[Records shown]:
++++++

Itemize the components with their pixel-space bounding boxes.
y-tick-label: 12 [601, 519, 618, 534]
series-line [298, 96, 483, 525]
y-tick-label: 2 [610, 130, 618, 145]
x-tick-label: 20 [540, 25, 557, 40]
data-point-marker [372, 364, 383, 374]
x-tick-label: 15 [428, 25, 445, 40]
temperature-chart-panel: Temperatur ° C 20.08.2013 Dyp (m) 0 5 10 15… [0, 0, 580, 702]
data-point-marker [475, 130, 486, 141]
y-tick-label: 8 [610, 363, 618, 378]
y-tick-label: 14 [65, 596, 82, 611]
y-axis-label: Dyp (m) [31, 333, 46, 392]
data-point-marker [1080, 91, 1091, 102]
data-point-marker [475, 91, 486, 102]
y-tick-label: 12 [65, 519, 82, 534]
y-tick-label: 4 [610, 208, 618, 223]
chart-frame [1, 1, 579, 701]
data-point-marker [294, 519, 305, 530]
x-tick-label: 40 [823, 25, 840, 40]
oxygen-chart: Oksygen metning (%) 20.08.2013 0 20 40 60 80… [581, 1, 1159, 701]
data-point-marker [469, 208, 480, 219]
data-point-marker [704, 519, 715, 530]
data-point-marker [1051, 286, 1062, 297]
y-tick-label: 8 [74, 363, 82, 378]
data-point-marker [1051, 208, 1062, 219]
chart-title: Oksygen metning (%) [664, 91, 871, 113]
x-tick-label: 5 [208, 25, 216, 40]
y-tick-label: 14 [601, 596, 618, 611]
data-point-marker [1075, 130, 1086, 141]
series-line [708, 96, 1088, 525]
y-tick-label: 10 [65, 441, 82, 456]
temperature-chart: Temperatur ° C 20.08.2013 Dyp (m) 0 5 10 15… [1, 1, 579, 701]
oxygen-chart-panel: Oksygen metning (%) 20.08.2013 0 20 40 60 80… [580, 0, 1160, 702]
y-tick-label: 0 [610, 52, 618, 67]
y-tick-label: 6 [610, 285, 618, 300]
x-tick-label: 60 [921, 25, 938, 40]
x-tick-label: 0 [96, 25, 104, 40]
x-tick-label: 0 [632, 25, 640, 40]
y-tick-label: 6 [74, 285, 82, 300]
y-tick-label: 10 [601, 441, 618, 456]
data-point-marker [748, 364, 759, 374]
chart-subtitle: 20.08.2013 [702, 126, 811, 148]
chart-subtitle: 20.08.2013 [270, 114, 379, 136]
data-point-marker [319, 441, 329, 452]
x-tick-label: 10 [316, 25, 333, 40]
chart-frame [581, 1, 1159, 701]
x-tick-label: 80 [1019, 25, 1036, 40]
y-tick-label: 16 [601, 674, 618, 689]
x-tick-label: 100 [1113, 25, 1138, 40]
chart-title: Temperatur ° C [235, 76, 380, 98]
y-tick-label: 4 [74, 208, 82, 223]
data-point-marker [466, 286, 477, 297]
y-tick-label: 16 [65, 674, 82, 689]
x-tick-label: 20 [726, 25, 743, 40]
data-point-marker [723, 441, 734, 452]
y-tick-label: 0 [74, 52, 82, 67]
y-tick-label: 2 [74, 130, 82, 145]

++++++

[Work to be completed]: Return all of the rows above word for word, keeping their original order.

[Written reply]:
Itemize the components with their pixel-space bounding boxes.
y-tick-label: 12 [601, 519, 618, 534]
series-line [298, 96, 483, 525]
y-tick-label: 2 [610, 130, 618, 145]
x-tick-label: 20 [540, 25, 557, 40]
data-point-marker [372, 364, 383, 374]
x-tick-label: 15 [428, 25, 445, 40]
temperature-chart-panel: Temperatur ° C 20.08.2013 Dyp (m) 0 5 10 15… [0, 0, 580, 702]
data-point-marker [475, 130, 486, 141]
y-tick-label: 8 [610, 363, 618, 378]
y-tick-label: 14 [65, 596, 82, 611]
y-axis-label: Dyp (m) [31, 333, 46, 392]
data-point-marker [1080, 91, 1091, 102]
data-point-marker [475, 91, 486, 102]
y-tick-label: 12 [65, 519, 82, 534]
y-tick-label: 4 [610, 208, 618, 223]
chart-frame [1, 1, 579, 701]
data-point-marker [294, 519, 305, 530]
x-tick-label: 40 [823, 25, 840, 40]
oxygen-chart: Oksygen metning (%) 20.08.2013 0 20 40 60 80… [581, 1, 1159, 701]
data-point-marker [469, 208, 480, 219]
data-point-marker [704, 519, 715, 530]
data-point-marker [1051, 286, 1062, 297]
y-tick-label: 8 [74, 363, 82, 378]
data-point-marker [1051, 208, 1062, 219]
chart-title: Oksygen metning (%) [664, 91, 871, 113]
x-tick-label: 5 [208, 25, 216, 40]
y-tick-label: 14 [601, 596, 618, 611]
data-point-marker [1075, 130, 1086, 141]
series-line [708, 96, 1088, 525]
y-tick-label: 10 [65, 441, 82, 456]
temperature-chart: Temperatur ° C 20.08.2013 Dyp (m) 0 5 10 15… [1, 1, 579, 701]
oxygen-chart-panel: Oksygen metning (%) 20.08.2013 0 20 40 60 80… [580, 0, 1160, 702]
y-tick-label: 0 [610, 52, 618, 67]
y-tick-label: 6 [610, 285, 618, 300]
x-tick-label: 60 [921, 25, 938, 40]
x-tick-label: 0 [96, 25, 104, 40]
x-tick-label: 0 [632, 25, 640, 40]
y-tick-label: 6 [74, 285, 82, 300]
y-tick-label: 10 [601, 441, 618, 456]
data-point-marker [748, 364, 759, 374]
chart-subtitle: 20.08.2013 [702, 126, 811, 148]
chart-subtitle: 20.08.2013 [270, 114, 379, 136]
data-point-marker [319, 441, 329, 452]
x-tick-label: 10 [316, 25, 333, 40]
chart-frame [581, 1, 1159, 701]
x-tick-label: 80 [1019, 25, 1036, 40]
y-tick-label: 16 [601, 674, 618, 689]
x-tick-label: 100 [1113, 25, 1138, 40]
chart-title: Temperatur ° C [235, 76, 380, 98]
y-tick-label: 4 [74, 208, 82, 223]
data-point-marker [466, 286, 477, 297]
y-tick-label: 16 [65, 674, 82, 689]
x-tick-label: 20 [726, 25, 743, 40]
data-point-marker [723, 441, 734, 452]
y-tick-label: 0 [74, 52, 82, 67]
y-tick-label: 2 [74, 130, 82, 145]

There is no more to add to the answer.